Find every line in the records below that holds the word "this" and copy it.

## Entries with figure data:
■ ■ ■ ■ ■
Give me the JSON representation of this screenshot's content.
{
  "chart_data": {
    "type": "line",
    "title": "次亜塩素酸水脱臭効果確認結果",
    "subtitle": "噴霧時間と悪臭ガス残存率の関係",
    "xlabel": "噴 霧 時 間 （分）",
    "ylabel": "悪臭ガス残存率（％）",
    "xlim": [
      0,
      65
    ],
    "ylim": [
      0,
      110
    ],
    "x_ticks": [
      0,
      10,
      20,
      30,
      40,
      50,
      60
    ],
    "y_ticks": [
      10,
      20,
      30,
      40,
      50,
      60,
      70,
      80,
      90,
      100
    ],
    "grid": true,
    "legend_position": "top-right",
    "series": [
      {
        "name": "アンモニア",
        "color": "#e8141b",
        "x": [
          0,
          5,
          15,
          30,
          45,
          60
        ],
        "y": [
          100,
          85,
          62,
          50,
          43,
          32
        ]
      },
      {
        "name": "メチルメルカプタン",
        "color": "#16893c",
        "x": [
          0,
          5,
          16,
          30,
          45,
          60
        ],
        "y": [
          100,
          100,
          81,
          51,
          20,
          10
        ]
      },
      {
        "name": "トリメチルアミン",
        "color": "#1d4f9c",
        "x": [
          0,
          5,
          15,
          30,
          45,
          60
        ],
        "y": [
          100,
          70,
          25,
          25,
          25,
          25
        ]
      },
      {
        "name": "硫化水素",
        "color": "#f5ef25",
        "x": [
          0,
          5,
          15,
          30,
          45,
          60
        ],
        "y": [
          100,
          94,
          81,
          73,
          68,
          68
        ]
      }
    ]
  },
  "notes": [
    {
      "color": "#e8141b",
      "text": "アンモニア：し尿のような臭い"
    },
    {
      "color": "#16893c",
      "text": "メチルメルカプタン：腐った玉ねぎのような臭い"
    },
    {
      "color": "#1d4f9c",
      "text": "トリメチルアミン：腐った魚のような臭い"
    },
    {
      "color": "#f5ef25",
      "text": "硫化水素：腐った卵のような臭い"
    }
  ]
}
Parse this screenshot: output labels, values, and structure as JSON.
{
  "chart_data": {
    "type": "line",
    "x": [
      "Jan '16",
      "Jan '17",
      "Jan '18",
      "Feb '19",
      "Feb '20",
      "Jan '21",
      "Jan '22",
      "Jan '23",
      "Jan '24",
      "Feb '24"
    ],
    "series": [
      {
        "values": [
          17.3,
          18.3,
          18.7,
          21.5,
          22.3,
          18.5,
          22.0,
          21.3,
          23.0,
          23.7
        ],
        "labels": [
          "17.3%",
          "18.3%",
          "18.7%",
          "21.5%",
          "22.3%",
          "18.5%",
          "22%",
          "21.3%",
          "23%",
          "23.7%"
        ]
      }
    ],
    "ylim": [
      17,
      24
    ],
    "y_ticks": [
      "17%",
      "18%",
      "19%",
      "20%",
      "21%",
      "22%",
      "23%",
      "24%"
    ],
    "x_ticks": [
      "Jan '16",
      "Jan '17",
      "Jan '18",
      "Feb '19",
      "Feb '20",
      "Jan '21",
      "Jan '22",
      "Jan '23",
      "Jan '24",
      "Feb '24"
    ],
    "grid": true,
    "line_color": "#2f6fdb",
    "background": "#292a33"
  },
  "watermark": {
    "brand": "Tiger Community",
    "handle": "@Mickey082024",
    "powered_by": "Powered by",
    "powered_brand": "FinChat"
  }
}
■ ■ ■ ■ ■
## Full solution:
Give me the JSON representation of this screenshot's content.
Parse this screenshot: output labels, values, and structure as JSON.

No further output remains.